**** Dataset entries

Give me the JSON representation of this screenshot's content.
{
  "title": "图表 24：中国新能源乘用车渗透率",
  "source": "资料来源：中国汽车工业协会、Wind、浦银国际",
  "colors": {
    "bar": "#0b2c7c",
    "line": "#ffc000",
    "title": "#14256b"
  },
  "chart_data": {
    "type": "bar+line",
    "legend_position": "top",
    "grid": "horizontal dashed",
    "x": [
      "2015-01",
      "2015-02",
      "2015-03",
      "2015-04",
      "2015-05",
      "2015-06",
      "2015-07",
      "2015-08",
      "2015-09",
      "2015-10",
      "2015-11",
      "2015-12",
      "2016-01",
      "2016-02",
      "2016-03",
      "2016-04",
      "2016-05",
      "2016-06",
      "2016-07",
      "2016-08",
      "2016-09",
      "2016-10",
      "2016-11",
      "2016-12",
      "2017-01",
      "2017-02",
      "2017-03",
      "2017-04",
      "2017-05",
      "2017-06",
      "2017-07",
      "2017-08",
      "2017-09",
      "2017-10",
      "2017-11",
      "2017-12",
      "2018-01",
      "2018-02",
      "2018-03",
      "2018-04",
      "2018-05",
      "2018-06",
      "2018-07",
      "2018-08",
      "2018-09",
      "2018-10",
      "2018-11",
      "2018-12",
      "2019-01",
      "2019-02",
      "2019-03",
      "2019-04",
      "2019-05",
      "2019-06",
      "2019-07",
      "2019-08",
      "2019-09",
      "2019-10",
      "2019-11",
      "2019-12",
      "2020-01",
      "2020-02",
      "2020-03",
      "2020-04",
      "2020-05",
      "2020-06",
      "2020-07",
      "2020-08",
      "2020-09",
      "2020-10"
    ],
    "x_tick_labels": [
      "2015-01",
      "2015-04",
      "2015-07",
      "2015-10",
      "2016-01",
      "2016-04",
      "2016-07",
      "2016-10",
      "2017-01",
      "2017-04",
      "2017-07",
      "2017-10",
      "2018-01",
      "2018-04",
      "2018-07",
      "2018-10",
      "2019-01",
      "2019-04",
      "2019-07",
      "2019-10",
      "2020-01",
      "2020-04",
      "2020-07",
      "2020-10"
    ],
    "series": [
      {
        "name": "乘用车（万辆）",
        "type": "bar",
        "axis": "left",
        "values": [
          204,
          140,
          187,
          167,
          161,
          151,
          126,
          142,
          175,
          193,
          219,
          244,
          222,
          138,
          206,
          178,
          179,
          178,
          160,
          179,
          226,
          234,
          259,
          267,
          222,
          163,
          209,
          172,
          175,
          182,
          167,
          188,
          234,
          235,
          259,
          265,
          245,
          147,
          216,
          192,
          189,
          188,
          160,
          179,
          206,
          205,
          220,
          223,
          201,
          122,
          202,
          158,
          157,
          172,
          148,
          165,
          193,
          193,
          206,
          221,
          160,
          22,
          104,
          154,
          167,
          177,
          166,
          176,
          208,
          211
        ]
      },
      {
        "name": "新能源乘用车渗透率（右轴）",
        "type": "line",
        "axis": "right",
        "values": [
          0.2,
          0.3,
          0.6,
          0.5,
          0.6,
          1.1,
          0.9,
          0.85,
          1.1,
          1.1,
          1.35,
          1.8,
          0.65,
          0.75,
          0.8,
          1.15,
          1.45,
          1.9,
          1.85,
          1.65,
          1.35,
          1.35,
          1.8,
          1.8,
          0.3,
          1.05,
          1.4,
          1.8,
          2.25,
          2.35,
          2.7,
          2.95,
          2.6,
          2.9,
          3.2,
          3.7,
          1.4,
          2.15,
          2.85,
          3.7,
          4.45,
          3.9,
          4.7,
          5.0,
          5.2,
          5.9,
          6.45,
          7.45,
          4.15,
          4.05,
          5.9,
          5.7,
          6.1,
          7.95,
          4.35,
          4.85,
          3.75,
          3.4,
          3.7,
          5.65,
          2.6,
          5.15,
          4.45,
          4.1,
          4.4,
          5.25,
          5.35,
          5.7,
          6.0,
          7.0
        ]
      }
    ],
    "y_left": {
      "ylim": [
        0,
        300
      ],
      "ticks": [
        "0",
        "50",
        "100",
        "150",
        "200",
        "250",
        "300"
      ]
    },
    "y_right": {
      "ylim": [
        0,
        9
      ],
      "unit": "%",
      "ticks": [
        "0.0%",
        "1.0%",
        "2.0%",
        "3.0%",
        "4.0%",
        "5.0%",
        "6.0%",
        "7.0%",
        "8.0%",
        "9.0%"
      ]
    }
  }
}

********

• Task to complete
All entries must be repeated verbatim.

• Task solution
Give me the JSON representation of this screenshot's content.
{
  "title": "图表 24：中国新能源乘用车渗透率",
  "source": "资料来源：中国汽车工业协会、Wind、浦银国际",
  "colors": {
    "bar": "#0b2c7c",
    "line": "#ffc000",
    "title": "#14256b"
  },
  "chart_data": {
    "type": "bar+line",
    "legend_position": "top",
    "grid": "horizontal dashed",
    "x": [
      "2015-01",
      "2015-02",
      "2015-03",
      "2015-04",
      "2015-05",
      "2015-06",
      "2015-07",
      "2015-08",
      "2015-09",
      "2015-10",
      "2015-11",
      "2015-12",
      "2016-01",
      "2016-02",
      "2016-03",
      "2016-04",
      "2016-05",
      "2016-06",
      "2016-07",
      "2016-08",
      "2016-09",
      "2016-10",
      "2016-11",
      "2016-12",
      "2017-01",
      "2017-02",
      "2017-03",
      "2017-04",
      "2017-05",
      "2017-06",
      "2017-07",
      "2017-08",
      "2017-09",
      "2017-10",
      "2017-11",
      "2017-12",
      "2018-01",
      "2018-02",
      "2018-03",
      "2018-04",
      "2018-05",
      "2018-06",
      "2018-07",
      "2018-08",
      "2018-09",
      "2018-10",
      "2018-11",
      "2018-12",
      "2019-01",
      "2019-02",
      "2019-03",
      "2019-04",
      "2019-05",
      "2019-06",
      "2019-07",
      "2019-08",
      "2019-09",
      "2019-10",
      "2019-11",
      "2019-12",
      "2020-01",
      "2020-02",
      "2020-03",
      "2020-04",
      "2020-05",
      "2020-06",
      "2020-07",
      "2020-08",
      "2020-09",
      "2020-10"
    ],
    "x_tick_labels": [
      "2015-01",
      "2015-04",
      "2015-07",
      "2015-10",
      "2016-01",
      "2016-04",
      "2016-07",
      "2016-10",
      "2017-01",
      "2017-04",
      "2017-07",
      "2017-10",
      "2018-01",
      "2018-04",
      "2018-07",
      "2018-10",
      "2019-01",
      "2019-04",
      "2019-07",
      "2019-10",
      "2020-01",
      "2020-04",
      "2020-07",
      "2020-10"
    ],
    "series": [
      {
        "name": "乘用车（万辆）",
        "type": "bar",
        "axis": "left",
        "values": [
          204,
          140,
          187,
          167,
          161,
          151,
          126,
          142,
          175,
          193,
          219,
          244,
          222,
          138,
          206,
          178,
          179,
          178,
          160,
          179,
          226,
          234,
          259,
          267,
          222,
          163,
          209,
          172,
          175,
          182,
          167,
          188,
          234,
          235,
          259,
          265,
          245,
          147,
          216,
          192,
          189,
          188,
          160,
          179,
          206,
          205,
          220,
          223,
          201,
          122,
          202,
          158,
          157,
          172,
          148,
          165,
          193,
          193,
          206,
          221,
          160,
          22,
          104,
          154,
          167,
          177,
          166,
          176,
          208,
          211
        ]
      },
      {
        "name": "新能源乘用车渗透率（右轴）",
        "type": "line",
        "axis": "right",
        "values": [
          0.2,
          0.3,
          0.6,
          0.5,
          0.6,
          1.1,
          0.9,
          0.85,
          1.1,
          1.1,
          1.35,
          1.8,
          0.65,
          0.75,
          0.8,
          1.15,
          1.45,
          1.9,
          1.85,
          1.65,
          1.35,
          1.35,
          1.8,
          1.8,
          0.3,
          1.05,
          1.4,
          1.8,
          2.25,
          2.35,
          2.7,
          2.95,
          2.6,
          2.9,
          3.2,
          3.7,
          1.4,
          2.15,
          2.85,
          3.7,
          4.45,
          3.9,
          4.7,
          5.0,
          5.2,
          5.9,
          6.45,
          7.45,
          4.15,
          4.05,
          5.9,
          5.7,
          6.1,
          7.95,
          4.35,
          4.85,
          3.75,
          3.4,
          3.7,
          5.65,
          2.6,
          5.15,
          4.45,
          4.1,
          4.4,
          5.25,
          5.35,
          5.7,
          6.0,
          7.0
        ]
      }
    ],
    "y_left": {
      "ylim": [
        0,
        300
      ],
      "ticks": [
        "0",
        "50",
        "100",
        "150",
        "200",
        "250",
        "300"
      ]
    },
    "y_right": {
      "ylim": [
        0,
        9
      ],
      "unit": "%",
      "ticks": [
        "0.0%",
        "1.0%",
        "2.0%",
        "3.0%",
        "4.0%",
        "5.0%",
        "6.0%",
        "7.0%",
        "8.0%",
        "9.0%"
      ]
    }
  }
}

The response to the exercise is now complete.